▶ **Your objective**:
Scan each line of the records for the word "документы" and extract the ones that have it.

▶ **Information provided**:
-----

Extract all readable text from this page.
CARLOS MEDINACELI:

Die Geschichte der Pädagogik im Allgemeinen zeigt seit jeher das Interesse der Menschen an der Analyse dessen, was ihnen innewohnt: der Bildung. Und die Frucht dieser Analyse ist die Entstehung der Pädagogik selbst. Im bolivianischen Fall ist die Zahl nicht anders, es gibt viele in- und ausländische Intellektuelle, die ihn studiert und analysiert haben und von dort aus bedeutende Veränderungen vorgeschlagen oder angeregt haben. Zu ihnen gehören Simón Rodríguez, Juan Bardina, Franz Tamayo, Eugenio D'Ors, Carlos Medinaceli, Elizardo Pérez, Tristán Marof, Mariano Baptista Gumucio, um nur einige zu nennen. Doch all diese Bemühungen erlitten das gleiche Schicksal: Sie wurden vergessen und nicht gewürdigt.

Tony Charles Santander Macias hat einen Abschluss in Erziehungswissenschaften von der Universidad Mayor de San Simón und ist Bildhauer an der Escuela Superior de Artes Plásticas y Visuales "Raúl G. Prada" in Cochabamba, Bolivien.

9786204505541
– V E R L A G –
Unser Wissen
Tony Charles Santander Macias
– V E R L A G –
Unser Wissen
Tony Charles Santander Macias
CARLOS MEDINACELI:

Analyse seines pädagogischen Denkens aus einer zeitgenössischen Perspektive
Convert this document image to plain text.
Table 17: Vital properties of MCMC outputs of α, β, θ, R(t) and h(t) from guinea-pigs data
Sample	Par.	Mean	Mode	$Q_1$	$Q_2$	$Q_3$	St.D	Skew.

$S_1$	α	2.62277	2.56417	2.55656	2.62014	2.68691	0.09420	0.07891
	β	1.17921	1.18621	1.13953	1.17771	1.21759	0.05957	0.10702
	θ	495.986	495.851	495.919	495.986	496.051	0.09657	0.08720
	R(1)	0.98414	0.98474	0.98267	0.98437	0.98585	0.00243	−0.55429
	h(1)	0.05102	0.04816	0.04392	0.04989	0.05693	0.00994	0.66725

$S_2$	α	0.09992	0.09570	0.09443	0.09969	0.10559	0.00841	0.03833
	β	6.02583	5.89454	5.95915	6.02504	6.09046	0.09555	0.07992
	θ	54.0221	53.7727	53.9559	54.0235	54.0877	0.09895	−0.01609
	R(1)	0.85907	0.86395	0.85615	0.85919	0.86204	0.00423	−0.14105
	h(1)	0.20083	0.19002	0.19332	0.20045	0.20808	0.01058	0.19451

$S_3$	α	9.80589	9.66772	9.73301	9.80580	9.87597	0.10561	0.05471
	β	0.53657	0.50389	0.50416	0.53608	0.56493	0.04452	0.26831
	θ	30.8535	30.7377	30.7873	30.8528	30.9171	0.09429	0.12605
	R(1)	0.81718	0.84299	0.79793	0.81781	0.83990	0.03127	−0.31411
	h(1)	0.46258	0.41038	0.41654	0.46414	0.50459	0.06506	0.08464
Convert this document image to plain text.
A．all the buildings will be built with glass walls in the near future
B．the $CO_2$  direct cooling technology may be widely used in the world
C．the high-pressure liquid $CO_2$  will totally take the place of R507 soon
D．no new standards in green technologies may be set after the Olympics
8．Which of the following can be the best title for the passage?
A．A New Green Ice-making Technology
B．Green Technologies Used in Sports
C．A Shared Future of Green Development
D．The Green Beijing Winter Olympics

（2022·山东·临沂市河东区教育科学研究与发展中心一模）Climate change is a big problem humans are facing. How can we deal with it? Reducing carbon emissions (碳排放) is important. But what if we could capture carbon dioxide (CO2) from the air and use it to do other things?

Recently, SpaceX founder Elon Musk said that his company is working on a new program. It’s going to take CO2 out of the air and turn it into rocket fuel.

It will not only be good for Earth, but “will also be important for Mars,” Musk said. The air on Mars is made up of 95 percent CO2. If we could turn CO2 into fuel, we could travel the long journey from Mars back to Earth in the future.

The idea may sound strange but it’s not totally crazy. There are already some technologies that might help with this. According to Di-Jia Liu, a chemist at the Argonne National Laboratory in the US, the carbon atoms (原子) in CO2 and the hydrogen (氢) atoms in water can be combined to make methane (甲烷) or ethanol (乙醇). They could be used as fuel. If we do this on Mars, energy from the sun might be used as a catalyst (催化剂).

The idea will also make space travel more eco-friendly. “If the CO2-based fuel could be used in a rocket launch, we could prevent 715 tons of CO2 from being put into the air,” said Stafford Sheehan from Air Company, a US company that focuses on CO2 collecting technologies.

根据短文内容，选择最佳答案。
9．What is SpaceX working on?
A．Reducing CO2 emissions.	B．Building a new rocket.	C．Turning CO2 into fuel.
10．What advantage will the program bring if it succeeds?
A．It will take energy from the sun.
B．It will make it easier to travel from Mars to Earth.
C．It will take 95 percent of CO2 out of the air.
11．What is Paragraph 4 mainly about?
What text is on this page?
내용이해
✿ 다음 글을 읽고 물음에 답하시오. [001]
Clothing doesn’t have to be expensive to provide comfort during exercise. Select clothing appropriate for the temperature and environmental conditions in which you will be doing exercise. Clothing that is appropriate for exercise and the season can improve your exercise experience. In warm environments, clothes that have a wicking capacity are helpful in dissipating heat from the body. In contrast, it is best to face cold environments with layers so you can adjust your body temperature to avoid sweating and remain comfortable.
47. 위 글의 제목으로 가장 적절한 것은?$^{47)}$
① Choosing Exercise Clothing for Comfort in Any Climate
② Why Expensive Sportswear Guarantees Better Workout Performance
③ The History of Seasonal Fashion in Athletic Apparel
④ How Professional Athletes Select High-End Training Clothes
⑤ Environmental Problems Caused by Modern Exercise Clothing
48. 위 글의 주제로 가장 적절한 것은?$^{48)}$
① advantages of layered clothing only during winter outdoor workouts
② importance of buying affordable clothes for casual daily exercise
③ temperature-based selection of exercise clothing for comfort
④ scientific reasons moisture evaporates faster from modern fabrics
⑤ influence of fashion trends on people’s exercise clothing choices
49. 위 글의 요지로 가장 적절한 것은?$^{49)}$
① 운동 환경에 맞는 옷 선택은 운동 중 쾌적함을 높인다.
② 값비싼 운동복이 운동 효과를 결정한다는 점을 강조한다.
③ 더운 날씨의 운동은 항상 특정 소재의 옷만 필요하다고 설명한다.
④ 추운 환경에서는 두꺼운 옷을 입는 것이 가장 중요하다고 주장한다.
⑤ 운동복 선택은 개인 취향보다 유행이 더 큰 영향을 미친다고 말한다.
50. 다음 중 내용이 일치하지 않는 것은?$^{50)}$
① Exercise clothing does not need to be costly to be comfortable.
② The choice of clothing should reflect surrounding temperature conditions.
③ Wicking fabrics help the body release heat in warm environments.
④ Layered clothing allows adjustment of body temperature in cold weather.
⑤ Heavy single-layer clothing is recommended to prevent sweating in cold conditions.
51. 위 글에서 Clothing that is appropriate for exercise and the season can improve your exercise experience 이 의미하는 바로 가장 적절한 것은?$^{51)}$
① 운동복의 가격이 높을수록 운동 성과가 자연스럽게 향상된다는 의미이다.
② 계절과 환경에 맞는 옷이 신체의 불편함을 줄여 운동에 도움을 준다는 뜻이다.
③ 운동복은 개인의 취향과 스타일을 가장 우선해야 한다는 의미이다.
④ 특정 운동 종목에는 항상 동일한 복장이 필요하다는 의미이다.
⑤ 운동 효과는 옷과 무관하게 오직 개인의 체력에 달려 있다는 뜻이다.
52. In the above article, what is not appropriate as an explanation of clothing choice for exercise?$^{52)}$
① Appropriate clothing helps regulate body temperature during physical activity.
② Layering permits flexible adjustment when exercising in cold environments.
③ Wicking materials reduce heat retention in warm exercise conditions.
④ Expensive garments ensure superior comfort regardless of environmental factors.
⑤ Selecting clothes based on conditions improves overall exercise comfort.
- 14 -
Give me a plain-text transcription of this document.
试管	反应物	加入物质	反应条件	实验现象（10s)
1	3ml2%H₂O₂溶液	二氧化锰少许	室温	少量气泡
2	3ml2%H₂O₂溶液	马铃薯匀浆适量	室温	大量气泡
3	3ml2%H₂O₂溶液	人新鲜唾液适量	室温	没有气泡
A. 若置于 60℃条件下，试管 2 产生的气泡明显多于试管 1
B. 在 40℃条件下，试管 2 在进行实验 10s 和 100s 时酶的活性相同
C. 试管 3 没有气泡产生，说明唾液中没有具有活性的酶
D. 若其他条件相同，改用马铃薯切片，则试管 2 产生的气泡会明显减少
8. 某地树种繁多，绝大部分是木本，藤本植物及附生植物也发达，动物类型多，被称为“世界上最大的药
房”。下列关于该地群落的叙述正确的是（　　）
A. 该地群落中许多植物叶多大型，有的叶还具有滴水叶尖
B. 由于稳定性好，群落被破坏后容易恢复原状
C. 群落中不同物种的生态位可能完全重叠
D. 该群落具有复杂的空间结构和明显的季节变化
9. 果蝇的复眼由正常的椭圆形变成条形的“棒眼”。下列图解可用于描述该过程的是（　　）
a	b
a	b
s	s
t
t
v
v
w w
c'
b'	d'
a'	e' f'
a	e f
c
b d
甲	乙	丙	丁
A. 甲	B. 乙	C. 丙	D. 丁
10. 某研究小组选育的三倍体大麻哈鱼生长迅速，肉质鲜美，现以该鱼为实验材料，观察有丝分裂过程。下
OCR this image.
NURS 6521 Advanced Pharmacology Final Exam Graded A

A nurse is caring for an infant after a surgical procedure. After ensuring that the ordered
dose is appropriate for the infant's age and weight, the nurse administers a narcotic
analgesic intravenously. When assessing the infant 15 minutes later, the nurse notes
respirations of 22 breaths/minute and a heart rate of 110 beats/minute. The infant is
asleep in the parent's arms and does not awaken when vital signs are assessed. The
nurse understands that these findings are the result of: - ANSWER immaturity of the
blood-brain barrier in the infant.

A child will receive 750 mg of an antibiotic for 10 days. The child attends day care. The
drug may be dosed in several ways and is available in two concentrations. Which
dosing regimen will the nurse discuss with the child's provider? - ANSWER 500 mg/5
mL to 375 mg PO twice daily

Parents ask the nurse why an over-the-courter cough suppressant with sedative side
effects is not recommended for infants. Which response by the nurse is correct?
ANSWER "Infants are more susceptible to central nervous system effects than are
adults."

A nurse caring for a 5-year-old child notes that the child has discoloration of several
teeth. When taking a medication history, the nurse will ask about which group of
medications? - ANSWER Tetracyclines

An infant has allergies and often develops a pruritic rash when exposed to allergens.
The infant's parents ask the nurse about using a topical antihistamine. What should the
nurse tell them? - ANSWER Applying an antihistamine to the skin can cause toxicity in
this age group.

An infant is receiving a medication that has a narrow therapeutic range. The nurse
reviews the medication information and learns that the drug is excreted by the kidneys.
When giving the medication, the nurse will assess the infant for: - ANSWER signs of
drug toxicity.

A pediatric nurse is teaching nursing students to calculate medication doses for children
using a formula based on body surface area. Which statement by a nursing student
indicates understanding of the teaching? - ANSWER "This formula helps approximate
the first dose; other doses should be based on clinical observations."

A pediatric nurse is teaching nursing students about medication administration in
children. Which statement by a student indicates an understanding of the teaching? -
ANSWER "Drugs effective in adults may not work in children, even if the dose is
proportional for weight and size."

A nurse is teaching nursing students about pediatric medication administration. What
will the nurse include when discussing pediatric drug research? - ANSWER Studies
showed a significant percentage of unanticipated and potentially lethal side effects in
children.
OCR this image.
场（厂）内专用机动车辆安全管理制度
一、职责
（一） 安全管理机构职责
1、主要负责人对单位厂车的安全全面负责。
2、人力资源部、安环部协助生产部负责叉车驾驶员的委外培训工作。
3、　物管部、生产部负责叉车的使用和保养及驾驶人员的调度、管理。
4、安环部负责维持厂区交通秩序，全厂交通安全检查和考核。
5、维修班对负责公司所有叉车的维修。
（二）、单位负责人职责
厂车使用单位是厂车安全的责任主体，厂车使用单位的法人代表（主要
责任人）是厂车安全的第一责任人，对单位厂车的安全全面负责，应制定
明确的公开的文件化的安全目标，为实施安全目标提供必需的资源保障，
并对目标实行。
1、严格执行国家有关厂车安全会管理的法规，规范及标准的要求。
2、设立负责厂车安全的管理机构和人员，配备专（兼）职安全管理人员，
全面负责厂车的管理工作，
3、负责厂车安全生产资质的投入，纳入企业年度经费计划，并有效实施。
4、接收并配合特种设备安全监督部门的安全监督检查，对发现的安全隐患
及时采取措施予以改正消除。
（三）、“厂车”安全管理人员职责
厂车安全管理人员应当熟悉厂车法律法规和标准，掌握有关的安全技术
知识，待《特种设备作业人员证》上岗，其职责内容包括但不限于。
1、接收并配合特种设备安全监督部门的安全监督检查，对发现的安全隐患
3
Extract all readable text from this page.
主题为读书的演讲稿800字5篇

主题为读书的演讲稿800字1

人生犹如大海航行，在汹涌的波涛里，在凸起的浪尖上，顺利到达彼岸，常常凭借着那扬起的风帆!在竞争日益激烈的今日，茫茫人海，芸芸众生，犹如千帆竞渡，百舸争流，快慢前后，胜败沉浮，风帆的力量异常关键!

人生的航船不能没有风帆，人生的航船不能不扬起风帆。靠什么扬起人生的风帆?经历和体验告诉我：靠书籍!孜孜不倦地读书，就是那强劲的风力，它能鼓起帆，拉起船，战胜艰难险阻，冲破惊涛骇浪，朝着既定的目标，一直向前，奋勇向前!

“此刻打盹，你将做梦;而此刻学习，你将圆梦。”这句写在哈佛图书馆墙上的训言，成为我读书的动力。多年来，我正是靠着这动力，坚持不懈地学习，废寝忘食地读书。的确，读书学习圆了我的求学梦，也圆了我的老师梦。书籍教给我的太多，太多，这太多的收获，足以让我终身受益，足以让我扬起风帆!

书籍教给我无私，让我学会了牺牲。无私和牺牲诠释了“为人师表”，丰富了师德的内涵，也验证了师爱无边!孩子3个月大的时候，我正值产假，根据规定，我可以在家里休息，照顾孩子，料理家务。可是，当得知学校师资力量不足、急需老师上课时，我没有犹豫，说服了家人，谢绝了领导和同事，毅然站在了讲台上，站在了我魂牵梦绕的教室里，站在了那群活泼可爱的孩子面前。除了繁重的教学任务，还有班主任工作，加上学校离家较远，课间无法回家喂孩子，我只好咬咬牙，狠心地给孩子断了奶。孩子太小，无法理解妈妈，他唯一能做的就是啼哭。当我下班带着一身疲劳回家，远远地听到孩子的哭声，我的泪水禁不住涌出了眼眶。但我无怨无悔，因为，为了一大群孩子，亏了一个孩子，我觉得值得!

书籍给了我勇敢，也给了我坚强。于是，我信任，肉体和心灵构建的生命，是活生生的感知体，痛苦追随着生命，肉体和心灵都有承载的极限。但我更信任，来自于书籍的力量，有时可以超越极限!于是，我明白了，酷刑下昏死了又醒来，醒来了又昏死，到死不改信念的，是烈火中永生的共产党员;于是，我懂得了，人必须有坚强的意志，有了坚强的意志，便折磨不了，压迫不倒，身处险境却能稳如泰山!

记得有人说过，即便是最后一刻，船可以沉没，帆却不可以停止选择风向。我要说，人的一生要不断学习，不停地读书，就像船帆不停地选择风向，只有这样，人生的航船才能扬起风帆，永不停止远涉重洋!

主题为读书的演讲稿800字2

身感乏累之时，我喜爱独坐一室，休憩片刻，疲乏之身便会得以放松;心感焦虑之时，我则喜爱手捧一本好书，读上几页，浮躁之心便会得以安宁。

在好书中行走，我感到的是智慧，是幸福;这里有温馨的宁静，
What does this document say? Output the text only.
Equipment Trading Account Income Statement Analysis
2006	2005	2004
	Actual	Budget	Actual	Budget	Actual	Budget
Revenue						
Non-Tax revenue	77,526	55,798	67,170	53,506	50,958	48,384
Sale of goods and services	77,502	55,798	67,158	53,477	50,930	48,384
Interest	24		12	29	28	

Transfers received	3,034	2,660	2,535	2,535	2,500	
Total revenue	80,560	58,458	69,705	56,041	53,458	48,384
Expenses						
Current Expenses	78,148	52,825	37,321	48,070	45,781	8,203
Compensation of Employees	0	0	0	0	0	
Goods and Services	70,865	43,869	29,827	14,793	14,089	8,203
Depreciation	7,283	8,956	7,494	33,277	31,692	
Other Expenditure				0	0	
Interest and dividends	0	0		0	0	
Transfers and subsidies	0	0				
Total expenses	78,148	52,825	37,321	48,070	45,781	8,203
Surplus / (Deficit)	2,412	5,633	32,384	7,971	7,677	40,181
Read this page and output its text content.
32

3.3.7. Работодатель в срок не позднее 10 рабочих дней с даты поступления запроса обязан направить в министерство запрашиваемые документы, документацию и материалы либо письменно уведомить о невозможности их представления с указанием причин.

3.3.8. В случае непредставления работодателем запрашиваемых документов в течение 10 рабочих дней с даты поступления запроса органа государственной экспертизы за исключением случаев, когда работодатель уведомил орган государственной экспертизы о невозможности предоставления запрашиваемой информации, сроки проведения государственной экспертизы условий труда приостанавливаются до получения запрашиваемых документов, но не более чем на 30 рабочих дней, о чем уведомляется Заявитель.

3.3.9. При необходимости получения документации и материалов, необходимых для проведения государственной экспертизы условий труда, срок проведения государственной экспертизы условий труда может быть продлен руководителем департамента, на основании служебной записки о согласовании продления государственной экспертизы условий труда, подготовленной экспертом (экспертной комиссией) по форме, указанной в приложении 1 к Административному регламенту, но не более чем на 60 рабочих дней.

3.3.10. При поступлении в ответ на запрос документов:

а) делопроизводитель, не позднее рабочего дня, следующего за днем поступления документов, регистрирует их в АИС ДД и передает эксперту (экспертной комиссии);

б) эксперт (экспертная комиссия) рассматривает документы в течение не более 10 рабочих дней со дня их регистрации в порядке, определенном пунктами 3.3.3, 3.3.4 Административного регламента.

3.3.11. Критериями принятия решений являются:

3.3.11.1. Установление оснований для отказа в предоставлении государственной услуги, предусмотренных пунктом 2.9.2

-----

▶ **Task solution**:
3.3.7. Работодатель в срок не позднее 10 рабочих дней с даты поступления запроса обязан направить в министерство запрашиваемые документы, документацию и материалы либо письменно уведомить о невозможности их представления с указанием причин.
б) эксперт (экспертная комиссия) рассматривает документы в течение не более 10 рабочих дней со дня их регистрации в порядке, определенном пунктами 3.3.3, 3.3.4 Административного регламента.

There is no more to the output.